Element and region data
BEGIN

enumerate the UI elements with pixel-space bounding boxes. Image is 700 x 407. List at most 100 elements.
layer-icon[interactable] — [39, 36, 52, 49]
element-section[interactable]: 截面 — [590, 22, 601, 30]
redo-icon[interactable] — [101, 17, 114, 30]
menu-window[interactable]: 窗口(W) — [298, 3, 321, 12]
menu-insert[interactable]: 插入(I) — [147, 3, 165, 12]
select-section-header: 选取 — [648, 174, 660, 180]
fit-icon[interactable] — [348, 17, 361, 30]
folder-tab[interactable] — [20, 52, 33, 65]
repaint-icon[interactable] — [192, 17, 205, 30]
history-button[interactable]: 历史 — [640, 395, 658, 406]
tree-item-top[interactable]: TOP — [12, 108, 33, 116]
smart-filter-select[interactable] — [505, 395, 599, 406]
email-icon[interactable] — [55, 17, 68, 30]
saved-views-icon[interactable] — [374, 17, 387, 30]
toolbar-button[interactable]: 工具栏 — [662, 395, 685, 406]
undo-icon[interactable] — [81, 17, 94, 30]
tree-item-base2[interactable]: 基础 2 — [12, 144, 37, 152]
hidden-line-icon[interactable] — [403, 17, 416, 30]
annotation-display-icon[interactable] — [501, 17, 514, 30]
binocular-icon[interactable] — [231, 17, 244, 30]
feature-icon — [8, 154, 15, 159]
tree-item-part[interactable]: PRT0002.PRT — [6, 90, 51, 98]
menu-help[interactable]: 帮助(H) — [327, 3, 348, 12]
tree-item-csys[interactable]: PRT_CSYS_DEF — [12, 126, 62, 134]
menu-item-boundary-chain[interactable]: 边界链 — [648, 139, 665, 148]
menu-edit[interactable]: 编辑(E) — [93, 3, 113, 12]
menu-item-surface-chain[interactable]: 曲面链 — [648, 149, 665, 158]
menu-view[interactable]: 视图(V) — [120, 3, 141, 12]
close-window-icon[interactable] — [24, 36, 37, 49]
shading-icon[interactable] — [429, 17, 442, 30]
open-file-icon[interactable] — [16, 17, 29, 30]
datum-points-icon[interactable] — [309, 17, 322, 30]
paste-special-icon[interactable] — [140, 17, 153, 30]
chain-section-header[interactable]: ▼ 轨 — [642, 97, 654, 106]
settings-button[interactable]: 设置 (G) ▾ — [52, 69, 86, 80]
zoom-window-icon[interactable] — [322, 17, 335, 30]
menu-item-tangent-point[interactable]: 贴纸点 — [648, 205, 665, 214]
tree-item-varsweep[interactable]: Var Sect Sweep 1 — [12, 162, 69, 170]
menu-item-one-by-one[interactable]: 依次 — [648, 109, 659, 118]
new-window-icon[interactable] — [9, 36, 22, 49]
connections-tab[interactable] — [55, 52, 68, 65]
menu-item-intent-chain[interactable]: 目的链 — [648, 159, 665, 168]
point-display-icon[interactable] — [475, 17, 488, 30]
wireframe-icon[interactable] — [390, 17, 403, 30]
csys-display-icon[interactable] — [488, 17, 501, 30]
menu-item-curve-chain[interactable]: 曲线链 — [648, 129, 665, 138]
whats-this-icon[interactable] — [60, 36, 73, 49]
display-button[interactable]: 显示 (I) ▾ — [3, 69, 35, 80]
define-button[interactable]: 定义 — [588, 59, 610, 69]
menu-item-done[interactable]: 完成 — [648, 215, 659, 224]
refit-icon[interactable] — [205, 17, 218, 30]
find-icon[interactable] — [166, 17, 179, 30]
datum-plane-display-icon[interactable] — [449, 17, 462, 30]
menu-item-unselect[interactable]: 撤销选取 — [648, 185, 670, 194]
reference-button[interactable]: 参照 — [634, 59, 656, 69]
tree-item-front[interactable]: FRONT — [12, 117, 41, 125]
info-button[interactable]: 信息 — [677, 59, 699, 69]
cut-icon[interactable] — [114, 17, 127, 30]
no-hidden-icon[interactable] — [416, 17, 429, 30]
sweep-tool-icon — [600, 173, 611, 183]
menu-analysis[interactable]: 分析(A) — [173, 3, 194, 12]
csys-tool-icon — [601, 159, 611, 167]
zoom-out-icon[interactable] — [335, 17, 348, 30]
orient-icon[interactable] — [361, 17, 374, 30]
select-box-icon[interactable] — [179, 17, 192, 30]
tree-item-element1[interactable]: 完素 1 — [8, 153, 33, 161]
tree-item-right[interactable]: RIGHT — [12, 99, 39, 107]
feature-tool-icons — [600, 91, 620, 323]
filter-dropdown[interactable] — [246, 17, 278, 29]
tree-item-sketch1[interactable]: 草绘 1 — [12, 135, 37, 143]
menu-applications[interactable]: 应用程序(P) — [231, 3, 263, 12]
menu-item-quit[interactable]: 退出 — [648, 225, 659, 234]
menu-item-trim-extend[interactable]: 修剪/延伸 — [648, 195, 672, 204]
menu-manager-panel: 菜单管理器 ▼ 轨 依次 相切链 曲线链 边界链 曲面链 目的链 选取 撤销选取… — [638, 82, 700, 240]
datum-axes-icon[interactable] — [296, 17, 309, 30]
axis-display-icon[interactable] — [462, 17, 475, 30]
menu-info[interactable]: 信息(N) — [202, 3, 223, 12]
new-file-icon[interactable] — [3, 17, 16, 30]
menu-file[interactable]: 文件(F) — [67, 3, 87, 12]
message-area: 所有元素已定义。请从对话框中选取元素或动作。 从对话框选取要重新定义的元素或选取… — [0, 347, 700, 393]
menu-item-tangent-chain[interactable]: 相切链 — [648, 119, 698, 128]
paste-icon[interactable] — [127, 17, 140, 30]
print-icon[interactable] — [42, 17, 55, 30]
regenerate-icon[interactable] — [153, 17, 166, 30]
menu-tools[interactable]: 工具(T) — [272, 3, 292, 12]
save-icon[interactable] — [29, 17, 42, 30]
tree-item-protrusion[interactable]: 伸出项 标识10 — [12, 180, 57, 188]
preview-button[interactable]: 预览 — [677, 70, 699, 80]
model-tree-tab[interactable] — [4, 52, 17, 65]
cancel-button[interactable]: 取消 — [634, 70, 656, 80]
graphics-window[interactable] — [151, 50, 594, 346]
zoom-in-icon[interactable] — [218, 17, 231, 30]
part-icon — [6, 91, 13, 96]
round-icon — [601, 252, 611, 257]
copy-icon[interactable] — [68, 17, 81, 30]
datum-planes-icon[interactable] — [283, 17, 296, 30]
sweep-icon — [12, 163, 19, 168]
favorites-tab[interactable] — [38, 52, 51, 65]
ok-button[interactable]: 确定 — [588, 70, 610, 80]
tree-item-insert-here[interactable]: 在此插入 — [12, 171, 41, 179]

END

THE TASK:
Copy out each line of the records above that contains the string "part", matching its case exactly.

ANSWER:
tree-item-part[interactable]: PRT0002.PRT — [6, 90, 51, 98]
part-icon — [6, 91, 13, 96]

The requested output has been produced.